====== Material for this exercise

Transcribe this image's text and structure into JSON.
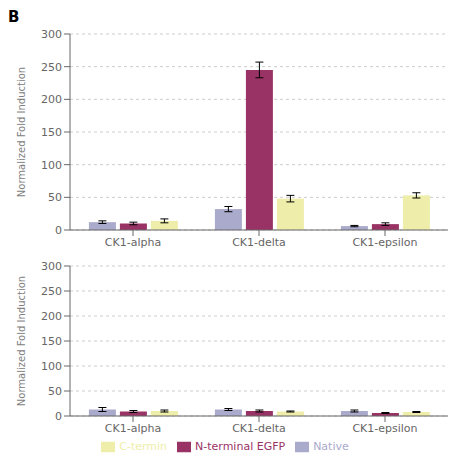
{
  "chart_data": [
    {
      "type": "bar",
      "annotations": [
        "B"
      ],
      "categories": [
        "CK1-alpha",
        "CK1-delta",
        "CK1-epsilon"
      ],
      "series": [
        {
          "name": "Native",
          "color": "#aaaacc",
          "values": [
            12,
            32,
            6
          ],
          "errors": [
            2,
            4,
            1
          ]
        },
        {
          "name": "N-terminal EGFP",
          "color": "#993366",
          "values": [
            10,
            245,
            9
          ],
          "errors": [
            2,
            12,
            2
          ]
        },
        {
          "name": "C-termin",
          "color": "#eeeeaa",
          "values": [
            14,
            48,
            53
          ],
          "errors": [
            3,
            5,
            4
          ]
        }
      ],
      "ylabel": "Normalized Fold Induction",
      "ylim": [
        0,
        300
      ],
      "yticks": [
        0,
        50,
        100,
        150,
        200,
        250,
        300
      ],
      "grid": true
    },
    {
      "type": "bar",
      "categories": [
        "CK1-alpha",
        "CK1-delta",
        "CK1-epsilon"
      ],
      "series": [
        {
          "name": "Native",
          "color": "#aaaacc",
          "values": [
            13,
            13,
            10
          ],
          "errors": [
            4,
            2,
            2
          ]
        },
        {
          "name": "N-terminal EGFP",
          "color": "#993366",
          "values": [
            9,
            10,
            6
          ],
          "errors": [
            2,
            2,
            1
          ]
        },
        {
          "name": "C-termin",
          "color": "#eeeeaa",
          "values": [
            10,
            9,
            8
          ],
          "errors": [
            2,
            1,
            1
          ]
        }
      ],
      "ylabel": "Normalized Fold Induction",
      "ylim": [
        0,
        300
      ],
      "yticks": [
        0,
        50,
        100,
        150,
        200,
        250,
        300
      ],
      "grid": true,
      "legend": "bottom"
    }
  ]
}
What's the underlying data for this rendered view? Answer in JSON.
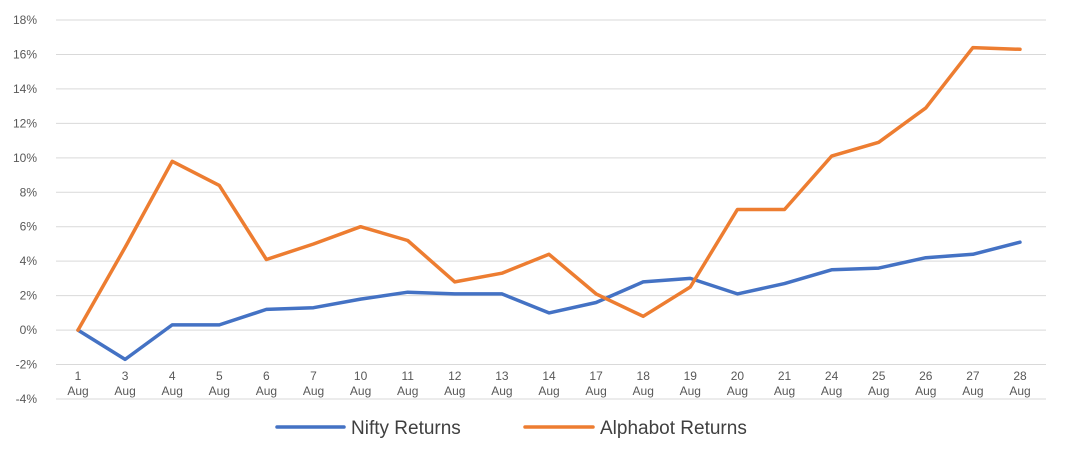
{
  "chart_data": {
    "type": "line",
    "title": "",
    "xlabel": "",
    "ylabel": "",
    "ylim": [
      -4,
      18
    ],
    "yticks": [
      -4,
      -2,
      0,
      2,
      4,
      6,
      8,
      10,
      12,
      14,
      16,
      18
    ],
    "ytick_labels": [
      "-4%",
      "-2%",
      "0%",
      "2%",
      "4%",
      "6%",
      "8%",
      "10%",
      "12%",
      "14%",
      "16%",
      "18%"
    ],
    "y_unit": "%",
    "grid": true,
    "legend_position": "bottom",
    "categories": [
      [
        "1",
        "Aug"
      ],
      [
        "3",
        "Aug"
      ],
      [
        "4",
        "Aug"
      ],
      [
        "5",
        "Aug"
      ],
      [
        "6",
        "Aug"
      ],
      [
        "7",
        "Aug"
      ],
      [
        "10",
        "Aug"
      ],
      [
        "11",
        "Aug"
      ],
      [
        "12",
        "Aug"
      ],
      [
        "13",
        "Aug"
      ],
      [
        "14",
        "Aug"
      ],
      [
        "17",
        "Aug"
      ],
      [
        "18",
        "Aug"
      ],
      [
        "19",
        "Aug"
      ],
      [
        "20",
        "Aug"
      ],
      [
        "21",
        "Aug"
      ],
      [
        "24",
        "Aug"
      ],
      [
        "25",
        "Aug"
      ],
      [
        "26",
        "Aug"
      ],
      [
        "27",
        "Aug"
      ],
      [
        "28",
        "Aug"
      ]
    ],
    "series": [
      {
        "name": "Nifty Returns",
        "color": "#4472C4",
        "values": [
          0.0,
          -1.7,
          0.3,
          0.3,
          1.2,
          1.3,
          1.8,
          2.2,
          2.1,
          2.1,
          1.0,
          1.6,
          2.8,
          3.0,
          2.1,
          2.7,
          3.5,
          3.6,
          4.2,
          4.4,
          5.1
        ]
      },
      {
        "name": "Alphabot Returns",
        "color": "#ED7D31",
        "values": [
          0.0,
          4.8,
          9.8,
          8.4,
          4.1,
          5.0,
          6.0,
          5.2,
          2.8,
          3.3,
          4.4,
          2.1,
          0.8,
          2.5,
          7.0,
          7.0,
          10.1,
          10.9,
          12.9,
          16.4,
          16.3
        ]
      }
    ]
  }
}
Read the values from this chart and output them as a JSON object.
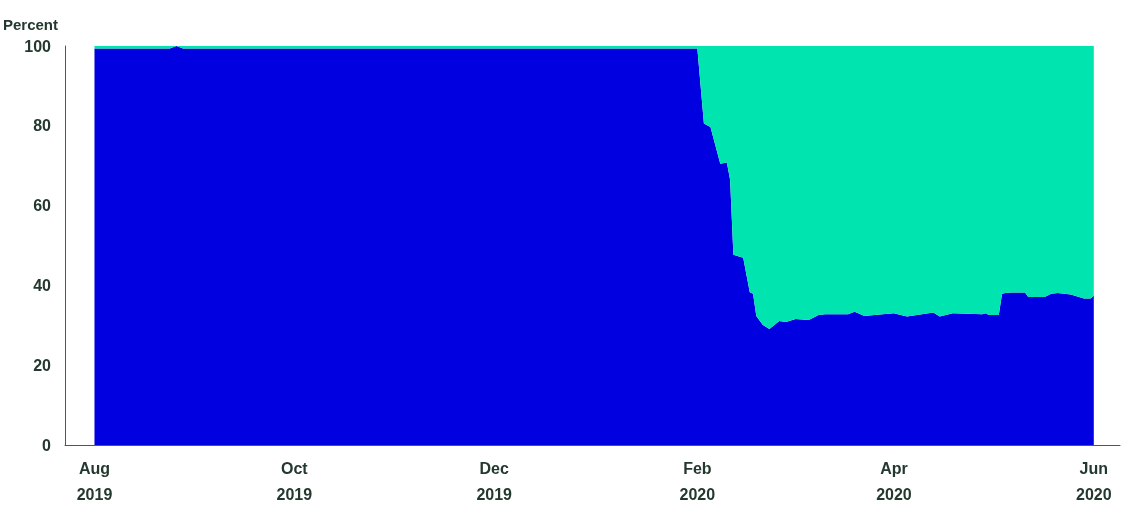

============

--- Task description ---
Show every line of the listing in which the string "bottom" can be found.

--- Task solution ---
      "legend": "bottom"
    "legend_position": "bottom",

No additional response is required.